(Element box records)

========

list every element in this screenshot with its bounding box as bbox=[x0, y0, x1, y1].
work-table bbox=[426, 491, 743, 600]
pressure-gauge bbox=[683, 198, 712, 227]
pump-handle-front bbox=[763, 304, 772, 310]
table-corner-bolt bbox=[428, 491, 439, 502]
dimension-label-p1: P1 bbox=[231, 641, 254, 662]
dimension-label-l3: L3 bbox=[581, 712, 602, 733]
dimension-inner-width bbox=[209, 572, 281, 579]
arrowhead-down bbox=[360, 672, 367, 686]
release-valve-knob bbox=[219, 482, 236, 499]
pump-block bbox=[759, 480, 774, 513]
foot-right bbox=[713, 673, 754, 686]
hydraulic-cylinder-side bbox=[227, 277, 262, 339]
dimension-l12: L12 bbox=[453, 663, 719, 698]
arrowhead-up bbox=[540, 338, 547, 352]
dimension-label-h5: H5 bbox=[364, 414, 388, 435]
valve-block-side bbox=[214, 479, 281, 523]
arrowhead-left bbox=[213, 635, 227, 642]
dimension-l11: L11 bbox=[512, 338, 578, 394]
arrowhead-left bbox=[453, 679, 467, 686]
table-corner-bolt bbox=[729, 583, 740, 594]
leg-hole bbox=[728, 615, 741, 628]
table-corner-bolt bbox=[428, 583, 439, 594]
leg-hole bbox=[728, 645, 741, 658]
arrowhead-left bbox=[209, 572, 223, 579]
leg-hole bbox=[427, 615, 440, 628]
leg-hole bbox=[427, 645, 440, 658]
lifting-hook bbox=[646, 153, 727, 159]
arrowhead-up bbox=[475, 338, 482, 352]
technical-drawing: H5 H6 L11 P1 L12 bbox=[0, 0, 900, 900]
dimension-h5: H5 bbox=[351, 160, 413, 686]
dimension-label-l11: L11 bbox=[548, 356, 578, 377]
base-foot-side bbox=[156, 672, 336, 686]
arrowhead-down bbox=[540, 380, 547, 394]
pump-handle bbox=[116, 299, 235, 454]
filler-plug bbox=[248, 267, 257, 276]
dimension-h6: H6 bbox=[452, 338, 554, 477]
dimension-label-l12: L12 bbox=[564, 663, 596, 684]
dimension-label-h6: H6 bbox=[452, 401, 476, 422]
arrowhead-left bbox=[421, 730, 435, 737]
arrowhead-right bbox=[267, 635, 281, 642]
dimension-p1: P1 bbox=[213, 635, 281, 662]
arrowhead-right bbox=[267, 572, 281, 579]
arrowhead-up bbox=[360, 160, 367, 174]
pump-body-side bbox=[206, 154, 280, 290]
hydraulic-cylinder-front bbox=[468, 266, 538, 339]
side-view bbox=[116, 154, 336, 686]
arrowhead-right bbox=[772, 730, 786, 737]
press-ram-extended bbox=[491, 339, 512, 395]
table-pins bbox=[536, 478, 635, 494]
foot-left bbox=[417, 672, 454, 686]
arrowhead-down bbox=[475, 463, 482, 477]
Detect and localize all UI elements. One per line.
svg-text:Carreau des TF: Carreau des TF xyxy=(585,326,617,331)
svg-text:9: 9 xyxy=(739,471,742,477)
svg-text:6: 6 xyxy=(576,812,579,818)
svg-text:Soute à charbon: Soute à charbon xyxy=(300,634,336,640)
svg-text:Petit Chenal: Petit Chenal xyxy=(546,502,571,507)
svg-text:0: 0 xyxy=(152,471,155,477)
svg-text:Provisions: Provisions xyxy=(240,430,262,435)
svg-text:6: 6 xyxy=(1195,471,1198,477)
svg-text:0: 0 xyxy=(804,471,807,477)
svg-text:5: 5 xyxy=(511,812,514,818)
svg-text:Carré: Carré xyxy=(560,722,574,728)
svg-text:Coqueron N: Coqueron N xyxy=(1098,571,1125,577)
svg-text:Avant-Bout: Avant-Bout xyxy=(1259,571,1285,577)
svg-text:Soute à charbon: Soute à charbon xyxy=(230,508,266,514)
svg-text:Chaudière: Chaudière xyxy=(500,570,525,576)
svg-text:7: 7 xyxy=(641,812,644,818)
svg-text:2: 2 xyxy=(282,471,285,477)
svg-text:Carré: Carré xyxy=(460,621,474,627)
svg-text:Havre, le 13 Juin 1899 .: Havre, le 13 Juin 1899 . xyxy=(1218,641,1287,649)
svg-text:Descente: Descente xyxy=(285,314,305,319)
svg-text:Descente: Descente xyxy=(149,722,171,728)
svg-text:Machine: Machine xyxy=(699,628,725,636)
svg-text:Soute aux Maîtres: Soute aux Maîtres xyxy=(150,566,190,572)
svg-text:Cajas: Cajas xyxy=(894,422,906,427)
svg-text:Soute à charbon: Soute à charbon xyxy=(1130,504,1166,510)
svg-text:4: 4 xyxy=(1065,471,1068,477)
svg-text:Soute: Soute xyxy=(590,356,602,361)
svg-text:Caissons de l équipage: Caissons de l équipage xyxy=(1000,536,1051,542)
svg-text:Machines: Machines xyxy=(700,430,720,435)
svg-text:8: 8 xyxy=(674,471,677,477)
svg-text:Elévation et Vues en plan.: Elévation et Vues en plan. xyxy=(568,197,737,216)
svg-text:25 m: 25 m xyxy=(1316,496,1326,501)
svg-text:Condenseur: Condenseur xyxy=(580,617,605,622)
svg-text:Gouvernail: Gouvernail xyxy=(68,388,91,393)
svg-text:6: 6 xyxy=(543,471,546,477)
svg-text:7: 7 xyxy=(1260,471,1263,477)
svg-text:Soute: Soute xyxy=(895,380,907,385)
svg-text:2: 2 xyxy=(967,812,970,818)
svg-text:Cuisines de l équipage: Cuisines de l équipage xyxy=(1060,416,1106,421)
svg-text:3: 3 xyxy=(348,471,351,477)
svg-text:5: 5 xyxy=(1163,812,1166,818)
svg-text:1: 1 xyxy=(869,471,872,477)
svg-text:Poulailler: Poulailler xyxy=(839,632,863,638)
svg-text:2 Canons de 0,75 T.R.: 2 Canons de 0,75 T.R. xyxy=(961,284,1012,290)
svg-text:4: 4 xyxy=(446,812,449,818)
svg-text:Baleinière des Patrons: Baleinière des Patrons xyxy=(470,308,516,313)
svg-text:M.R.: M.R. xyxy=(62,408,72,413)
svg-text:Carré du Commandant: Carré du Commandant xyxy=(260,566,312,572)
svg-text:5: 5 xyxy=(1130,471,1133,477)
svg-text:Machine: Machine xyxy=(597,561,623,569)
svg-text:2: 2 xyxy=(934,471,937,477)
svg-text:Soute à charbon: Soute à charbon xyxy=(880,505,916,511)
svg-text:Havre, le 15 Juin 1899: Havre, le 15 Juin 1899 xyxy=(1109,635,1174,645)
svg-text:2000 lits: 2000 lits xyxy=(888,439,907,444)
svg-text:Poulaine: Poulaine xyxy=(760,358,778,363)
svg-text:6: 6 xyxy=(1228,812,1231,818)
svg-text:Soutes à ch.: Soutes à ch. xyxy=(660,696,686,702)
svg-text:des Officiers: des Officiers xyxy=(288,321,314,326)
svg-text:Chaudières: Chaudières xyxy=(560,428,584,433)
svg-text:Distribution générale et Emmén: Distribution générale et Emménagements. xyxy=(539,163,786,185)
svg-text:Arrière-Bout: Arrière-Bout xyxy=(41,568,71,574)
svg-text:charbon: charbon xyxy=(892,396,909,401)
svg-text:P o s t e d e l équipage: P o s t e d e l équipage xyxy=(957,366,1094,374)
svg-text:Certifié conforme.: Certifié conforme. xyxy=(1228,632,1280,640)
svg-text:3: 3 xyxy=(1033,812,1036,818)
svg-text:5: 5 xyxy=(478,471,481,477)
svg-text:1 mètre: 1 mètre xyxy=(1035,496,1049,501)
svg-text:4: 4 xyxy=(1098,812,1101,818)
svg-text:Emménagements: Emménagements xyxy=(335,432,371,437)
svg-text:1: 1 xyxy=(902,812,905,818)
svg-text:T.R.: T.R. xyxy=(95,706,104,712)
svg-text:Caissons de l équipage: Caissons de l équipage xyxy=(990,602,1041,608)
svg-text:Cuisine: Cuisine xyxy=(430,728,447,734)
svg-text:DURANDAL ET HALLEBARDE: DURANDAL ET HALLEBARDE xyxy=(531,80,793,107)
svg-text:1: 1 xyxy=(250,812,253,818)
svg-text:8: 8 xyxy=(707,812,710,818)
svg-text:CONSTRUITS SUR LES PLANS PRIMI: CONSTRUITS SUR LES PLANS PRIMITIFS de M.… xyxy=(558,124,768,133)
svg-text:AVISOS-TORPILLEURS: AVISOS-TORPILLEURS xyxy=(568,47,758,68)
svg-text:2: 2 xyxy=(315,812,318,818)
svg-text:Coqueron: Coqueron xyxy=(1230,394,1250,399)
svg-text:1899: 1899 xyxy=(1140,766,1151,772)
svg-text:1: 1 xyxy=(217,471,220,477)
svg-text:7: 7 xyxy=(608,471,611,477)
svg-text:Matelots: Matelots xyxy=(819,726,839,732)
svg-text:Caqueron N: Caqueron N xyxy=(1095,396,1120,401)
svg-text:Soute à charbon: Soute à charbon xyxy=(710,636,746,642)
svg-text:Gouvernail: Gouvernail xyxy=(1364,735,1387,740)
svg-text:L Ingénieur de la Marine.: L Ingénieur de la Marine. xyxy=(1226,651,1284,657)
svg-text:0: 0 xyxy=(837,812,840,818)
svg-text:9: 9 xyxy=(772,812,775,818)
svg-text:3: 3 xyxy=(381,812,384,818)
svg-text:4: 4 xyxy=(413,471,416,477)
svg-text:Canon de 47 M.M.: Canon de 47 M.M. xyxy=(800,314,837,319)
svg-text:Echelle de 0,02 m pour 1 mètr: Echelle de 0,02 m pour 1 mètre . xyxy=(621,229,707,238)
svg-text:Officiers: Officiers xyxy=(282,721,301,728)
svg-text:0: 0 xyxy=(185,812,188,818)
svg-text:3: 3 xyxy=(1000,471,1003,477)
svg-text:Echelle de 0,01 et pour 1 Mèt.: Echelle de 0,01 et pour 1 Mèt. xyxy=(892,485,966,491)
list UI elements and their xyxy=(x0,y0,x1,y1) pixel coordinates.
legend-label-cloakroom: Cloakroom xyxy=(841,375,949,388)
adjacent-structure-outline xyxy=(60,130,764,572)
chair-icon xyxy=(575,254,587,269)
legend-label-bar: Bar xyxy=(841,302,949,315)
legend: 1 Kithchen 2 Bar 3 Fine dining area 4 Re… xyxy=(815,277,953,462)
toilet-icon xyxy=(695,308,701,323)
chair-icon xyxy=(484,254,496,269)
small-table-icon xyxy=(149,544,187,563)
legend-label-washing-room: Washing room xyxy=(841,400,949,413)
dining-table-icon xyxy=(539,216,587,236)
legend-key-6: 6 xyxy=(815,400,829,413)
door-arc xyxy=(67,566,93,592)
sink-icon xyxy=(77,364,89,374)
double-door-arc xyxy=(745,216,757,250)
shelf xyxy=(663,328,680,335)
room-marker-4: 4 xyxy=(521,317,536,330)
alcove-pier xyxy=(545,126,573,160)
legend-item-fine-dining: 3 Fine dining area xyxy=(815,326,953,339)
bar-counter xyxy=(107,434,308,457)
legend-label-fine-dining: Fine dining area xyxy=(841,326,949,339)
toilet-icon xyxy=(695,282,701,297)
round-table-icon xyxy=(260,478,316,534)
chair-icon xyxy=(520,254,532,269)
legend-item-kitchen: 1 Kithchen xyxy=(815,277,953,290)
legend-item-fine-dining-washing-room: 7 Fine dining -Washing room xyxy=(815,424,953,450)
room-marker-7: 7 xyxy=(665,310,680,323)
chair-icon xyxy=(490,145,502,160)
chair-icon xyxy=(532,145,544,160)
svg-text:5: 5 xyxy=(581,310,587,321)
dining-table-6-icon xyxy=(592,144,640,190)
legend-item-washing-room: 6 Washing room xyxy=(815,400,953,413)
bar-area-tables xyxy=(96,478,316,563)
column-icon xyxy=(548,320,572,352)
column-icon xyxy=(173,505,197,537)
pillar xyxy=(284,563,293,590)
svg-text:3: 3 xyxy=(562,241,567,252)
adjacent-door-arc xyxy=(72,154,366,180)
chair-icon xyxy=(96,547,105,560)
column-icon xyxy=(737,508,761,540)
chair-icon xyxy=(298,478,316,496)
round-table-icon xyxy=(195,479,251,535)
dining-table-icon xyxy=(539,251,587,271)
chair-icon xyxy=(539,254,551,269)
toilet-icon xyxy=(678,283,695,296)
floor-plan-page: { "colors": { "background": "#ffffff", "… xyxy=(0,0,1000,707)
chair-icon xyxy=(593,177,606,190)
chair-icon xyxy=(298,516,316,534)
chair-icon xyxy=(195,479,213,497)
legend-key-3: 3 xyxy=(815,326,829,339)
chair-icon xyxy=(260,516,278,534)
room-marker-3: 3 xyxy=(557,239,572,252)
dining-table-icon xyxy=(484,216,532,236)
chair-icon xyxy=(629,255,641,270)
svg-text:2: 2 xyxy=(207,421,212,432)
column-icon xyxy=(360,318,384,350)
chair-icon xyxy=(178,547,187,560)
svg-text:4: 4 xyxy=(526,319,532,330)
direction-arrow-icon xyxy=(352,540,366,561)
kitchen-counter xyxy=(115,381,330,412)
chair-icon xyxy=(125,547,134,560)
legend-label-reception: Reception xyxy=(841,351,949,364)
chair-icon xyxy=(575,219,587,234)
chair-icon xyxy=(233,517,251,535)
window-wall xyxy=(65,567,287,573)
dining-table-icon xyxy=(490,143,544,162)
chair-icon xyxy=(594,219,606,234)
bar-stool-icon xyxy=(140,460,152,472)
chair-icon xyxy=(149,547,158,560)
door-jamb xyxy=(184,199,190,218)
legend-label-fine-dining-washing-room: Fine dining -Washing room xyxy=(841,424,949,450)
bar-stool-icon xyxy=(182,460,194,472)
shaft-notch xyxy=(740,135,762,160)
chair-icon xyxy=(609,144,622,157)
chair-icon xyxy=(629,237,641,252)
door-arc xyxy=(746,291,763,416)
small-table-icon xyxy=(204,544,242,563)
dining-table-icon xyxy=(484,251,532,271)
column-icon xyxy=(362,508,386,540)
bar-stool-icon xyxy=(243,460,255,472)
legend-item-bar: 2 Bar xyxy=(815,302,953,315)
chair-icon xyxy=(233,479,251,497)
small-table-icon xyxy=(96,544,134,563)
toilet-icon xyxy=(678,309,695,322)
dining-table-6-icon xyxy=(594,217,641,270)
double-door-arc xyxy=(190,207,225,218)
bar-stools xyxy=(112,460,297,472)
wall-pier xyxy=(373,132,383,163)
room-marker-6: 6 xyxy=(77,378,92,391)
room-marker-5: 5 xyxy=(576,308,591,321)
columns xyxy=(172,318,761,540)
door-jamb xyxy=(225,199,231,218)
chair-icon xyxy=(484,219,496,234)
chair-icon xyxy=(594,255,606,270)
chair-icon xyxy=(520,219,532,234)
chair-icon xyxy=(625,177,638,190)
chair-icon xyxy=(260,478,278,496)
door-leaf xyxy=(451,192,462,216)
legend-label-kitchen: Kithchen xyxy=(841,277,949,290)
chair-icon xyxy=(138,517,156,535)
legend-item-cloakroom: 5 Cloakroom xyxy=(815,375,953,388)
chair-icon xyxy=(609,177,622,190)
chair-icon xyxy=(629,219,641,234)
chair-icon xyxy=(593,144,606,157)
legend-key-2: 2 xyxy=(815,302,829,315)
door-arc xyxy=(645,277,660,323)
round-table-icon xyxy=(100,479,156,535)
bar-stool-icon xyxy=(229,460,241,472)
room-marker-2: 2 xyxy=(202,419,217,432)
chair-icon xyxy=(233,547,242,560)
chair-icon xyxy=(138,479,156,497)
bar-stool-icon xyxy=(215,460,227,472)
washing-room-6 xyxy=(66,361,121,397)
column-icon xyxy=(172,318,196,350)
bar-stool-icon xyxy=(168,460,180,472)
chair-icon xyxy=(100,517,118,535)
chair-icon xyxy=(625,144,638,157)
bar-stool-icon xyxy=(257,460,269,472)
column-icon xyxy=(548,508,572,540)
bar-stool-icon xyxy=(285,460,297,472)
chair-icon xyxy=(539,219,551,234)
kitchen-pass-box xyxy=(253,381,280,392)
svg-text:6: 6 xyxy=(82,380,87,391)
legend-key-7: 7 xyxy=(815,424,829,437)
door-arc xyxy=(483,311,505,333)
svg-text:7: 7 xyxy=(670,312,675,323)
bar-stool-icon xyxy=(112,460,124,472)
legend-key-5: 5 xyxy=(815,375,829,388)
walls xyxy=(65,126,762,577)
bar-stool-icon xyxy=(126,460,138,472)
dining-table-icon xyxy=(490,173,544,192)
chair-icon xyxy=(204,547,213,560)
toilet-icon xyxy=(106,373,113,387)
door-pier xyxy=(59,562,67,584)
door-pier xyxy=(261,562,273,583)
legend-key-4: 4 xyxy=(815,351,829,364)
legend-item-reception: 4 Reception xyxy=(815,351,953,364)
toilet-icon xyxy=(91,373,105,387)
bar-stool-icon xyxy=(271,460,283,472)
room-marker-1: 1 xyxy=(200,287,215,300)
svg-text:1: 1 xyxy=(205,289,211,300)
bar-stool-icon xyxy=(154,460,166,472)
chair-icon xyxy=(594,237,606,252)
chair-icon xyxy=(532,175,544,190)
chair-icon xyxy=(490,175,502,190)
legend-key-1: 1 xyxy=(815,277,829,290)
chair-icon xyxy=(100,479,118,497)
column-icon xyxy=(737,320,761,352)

========

§ **Exercise requirements**:
Copy the lines from the first one through the line containing "arrowhead-left bbox=[421, 730, 435, 737]", inclusive, renaming every "leg-hole" to "mounting-hole" and keeping everything else unchanged.

§ **Result for this exercise**:
list every element in this screenshot with its bounding box as bbox=[x0, y0, x1, y1].
work-table bbox=[426, 491, 743, 600]
pressure-gauge bbox=[683, 198, 712, 227]
pump-handle-front bbox=[763, 304, 772, 310]
table-corner-bolt bbox=[428, 491, 439, 502]
dimension-label-p1: P1 bbox=[231, 641, 254, 662]
dimension-label-l3: L3 bbox=[581, 712, 602, 733]
dimension-inner-width bbox=[209, 572, 281, 579]
arrowhead-down bbox=[360, 672, 367, 686]
release-valve-knob bbox=[219, 482, 236, 499]
pump-block bbox=[759, 480, 774, 513]
foot-right bbox=[713, 673, 754, 686]
hydraulic-cylinder-side bbox=[227, 277, 262, 339]
dimension-l12: L12 bbox=[453, 663, 719, 698]
arrowhead-up bbox=[540, 338, 547, 352]
dimension-label-h5: H5 bbox=[364, 414, 388, 435]
valve-block-side bbox=[214, 479, 281, 523]
arrowhead-left bbox=[213, 635, 227, 642]
dimension-l11: L11 bbox=[512, 338, 578, 394]
arrowhead-left bbox=[453, 679, 467, 686]
table-corner-bolt bbox=[729, 583, 740, 594]
mounting-hole bbox=[728, 615, 741, 628]
table-corner-bolt bbox=[428, 583, 439, 594]
mounting-hole bbox=[728, 645, 741, 658]
arrowhead-left bbox=[209, 572, 223, 579]
mounting-hole bbox=[427, 615, 440, 628]
mounting-hole bbox=[427, 645, 440, 658]
lifting-hook bbox=[646, 153, 727, 159]
arrowhead-up bbox=[475, 338, 482, 352]
technical-drawing: H5 H6 L11 P1 L12 bbox=[0, 0, 900, 900]
dimension-h5: H5 bbox=[351, 160, 413, 686]
dimension-label-l11: L11 bbox=[548, 356, 578, 377]
base-foot-side bbox=[156, 672, 336, 686]
arrowhead-down bbox=[540, 380, 547, 394]
pump-handle bbox=[116, 299, 235, 454]
filler-plug bbox=[248, 267, 257, 276]
dimension-h6: H6 bbox=[452, 338, 554, 477]
dimension-label-l12: L12 bbox=[564, 663, 596, 684]
dimension-label-h6: H6 bbox=[452, 401, 476, 422]
arrowhead-left bbox=[421, 730, 435, 737]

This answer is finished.